▶ _Supplied material_
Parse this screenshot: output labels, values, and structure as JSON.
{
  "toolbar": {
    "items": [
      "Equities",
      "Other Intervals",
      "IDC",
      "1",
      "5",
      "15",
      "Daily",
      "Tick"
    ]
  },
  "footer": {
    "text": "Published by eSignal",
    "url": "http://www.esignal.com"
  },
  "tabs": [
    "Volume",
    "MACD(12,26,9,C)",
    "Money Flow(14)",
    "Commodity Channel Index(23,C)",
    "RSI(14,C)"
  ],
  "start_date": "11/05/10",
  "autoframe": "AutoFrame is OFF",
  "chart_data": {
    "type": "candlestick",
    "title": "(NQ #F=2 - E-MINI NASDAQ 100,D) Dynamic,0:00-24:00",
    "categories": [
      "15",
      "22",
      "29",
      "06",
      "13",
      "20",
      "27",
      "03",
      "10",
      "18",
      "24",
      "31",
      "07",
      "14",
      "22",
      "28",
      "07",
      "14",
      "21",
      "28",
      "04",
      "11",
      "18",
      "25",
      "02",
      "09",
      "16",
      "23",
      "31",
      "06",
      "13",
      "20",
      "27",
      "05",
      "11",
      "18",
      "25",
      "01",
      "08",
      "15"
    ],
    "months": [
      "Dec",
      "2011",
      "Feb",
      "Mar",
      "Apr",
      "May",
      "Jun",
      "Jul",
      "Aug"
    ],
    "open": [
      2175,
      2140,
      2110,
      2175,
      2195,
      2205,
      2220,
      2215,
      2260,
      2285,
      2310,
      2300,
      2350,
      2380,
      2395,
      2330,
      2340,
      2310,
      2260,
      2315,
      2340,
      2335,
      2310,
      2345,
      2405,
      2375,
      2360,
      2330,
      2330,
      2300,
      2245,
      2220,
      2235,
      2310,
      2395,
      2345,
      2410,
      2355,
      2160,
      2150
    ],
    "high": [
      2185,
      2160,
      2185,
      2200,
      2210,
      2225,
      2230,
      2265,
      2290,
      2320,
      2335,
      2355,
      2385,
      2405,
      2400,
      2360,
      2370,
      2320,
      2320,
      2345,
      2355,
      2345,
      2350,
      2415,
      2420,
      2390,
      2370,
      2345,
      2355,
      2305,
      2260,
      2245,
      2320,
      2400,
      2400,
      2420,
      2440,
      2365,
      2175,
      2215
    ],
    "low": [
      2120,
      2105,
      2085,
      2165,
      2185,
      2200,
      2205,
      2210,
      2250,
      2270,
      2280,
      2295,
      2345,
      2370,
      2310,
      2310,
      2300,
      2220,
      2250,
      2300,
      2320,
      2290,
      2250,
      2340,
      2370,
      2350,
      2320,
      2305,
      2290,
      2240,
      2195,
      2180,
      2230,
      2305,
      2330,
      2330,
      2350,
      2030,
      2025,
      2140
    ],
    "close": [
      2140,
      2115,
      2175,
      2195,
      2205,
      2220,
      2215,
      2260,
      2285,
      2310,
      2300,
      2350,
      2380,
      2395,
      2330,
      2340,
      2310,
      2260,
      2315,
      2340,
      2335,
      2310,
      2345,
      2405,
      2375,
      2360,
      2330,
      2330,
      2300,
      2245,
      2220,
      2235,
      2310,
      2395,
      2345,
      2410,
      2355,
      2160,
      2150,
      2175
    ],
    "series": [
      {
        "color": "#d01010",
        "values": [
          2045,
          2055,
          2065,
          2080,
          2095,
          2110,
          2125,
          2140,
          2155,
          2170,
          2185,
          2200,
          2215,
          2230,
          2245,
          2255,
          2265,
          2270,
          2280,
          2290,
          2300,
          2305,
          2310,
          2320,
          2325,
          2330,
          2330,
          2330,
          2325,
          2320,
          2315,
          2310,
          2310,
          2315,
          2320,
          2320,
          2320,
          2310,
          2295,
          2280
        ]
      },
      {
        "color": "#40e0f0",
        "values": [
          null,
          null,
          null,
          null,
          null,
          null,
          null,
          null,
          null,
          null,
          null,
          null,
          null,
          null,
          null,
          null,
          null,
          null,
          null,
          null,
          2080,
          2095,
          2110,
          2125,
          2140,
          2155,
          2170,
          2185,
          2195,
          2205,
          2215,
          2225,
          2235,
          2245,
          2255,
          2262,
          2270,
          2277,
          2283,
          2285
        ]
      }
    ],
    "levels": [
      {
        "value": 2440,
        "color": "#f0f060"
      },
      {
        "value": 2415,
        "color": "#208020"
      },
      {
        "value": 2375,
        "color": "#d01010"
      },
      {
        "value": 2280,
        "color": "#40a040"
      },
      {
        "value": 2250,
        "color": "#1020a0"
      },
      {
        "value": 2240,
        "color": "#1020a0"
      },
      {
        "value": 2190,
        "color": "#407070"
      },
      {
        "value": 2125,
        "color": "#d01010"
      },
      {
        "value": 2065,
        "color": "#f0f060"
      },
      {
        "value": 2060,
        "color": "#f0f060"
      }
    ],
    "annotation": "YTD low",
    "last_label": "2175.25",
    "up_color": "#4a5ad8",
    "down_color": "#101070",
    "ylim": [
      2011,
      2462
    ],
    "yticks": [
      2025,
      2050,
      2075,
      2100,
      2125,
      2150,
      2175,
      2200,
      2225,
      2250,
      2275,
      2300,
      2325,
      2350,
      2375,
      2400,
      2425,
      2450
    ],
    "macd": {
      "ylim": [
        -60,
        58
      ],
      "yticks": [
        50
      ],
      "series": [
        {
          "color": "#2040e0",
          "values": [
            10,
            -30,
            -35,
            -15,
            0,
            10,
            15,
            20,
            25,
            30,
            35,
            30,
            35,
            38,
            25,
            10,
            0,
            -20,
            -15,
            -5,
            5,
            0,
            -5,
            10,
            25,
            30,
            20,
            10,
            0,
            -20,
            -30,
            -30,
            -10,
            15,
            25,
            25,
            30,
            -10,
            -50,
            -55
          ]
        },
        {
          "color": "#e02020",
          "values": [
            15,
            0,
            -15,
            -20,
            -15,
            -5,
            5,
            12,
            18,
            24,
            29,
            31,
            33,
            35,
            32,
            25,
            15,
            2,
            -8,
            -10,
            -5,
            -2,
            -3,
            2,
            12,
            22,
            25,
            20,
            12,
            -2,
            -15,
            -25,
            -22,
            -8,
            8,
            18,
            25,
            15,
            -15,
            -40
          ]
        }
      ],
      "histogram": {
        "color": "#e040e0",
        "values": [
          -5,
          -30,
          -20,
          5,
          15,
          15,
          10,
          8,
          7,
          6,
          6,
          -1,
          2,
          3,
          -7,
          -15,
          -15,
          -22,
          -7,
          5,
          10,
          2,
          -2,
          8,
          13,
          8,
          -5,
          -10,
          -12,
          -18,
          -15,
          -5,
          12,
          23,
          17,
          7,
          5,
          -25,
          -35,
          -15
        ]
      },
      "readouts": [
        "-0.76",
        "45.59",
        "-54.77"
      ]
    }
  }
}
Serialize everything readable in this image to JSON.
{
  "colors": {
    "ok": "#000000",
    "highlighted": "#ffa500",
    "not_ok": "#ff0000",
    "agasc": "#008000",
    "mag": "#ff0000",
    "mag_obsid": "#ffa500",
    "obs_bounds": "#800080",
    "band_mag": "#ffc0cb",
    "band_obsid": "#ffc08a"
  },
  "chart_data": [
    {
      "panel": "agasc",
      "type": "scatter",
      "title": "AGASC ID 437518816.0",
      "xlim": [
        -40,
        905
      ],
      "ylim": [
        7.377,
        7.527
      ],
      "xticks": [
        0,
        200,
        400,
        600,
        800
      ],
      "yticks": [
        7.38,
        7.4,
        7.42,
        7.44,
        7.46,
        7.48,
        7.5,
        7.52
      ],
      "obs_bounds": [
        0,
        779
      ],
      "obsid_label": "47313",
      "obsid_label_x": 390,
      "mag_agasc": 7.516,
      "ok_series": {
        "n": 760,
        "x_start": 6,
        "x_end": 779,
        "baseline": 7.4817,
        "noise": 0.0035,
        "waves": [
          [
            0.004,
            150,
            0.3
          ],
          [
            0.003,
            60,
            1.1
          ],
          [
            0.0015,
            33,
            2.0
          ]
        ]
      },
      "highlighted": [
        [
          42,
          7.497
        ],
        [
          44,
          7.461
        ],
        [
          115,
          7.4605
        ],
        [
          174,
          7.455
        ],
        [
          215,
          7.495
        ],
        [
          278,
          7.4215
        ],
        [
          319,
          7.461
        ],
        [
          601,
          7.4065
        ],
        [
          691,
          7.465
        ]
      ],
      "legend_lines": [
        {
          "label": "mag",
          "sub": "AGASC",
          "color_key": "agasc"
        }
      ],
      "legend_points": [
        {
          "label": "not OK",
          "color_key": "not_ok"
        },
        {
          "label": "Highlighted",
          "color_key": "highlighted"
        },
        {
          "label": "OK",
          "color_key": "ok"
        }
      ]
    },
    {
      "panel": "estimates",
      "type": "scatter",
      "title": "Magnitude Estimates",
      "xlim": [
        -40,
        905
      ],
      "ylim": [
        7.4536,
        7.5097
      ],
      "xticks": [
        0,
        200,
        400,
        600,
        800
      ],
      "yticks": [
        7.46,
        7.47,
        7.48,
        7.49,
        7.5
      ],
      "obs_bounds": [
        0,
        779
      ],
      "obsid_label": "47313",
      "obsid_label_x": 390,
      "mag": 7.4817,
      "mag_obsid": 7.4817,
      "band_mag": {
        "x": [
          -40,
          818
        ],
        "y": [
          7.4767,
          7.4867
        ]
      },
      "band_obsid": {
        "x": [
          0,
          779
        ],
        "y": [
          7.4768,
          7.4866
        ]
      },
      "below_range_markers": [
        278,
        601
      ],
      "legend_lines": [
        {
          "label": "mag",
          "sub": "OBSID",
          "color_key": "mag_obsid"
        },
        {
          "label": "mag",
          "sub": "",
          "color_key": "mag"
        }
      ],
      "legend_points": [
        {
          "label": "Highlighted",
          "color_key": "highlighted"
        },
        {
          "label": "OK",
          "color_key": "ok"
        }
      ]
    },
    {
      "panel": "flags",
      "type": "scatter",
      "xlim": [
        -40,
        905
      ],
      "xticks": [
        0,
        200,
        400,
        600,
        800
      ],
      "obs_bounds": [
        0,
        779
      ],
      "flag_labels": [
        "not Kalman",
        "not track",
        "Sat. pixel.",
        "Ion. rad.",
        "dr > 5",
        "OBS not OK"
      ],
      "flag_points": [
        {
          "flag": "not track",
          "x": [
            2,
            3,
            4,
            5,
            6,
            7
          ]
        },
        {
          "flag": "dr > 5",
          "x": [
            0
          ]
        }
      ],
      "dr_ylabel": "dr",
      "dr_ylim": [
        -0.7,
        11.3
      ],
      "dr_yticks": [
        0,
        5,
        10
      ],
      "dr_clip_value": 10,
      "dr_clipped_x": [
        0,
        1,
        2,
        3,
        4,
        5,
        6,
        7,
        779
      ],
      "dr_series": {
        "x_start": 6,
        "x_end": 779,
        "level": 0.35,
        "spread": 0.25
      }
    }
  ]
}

▶ _Exercise_
Look through the lines above and collect those with the word "panel".

▶ _In response_
      "panel": "agasc",
      "panel": "estimates",
      "panel": "flags",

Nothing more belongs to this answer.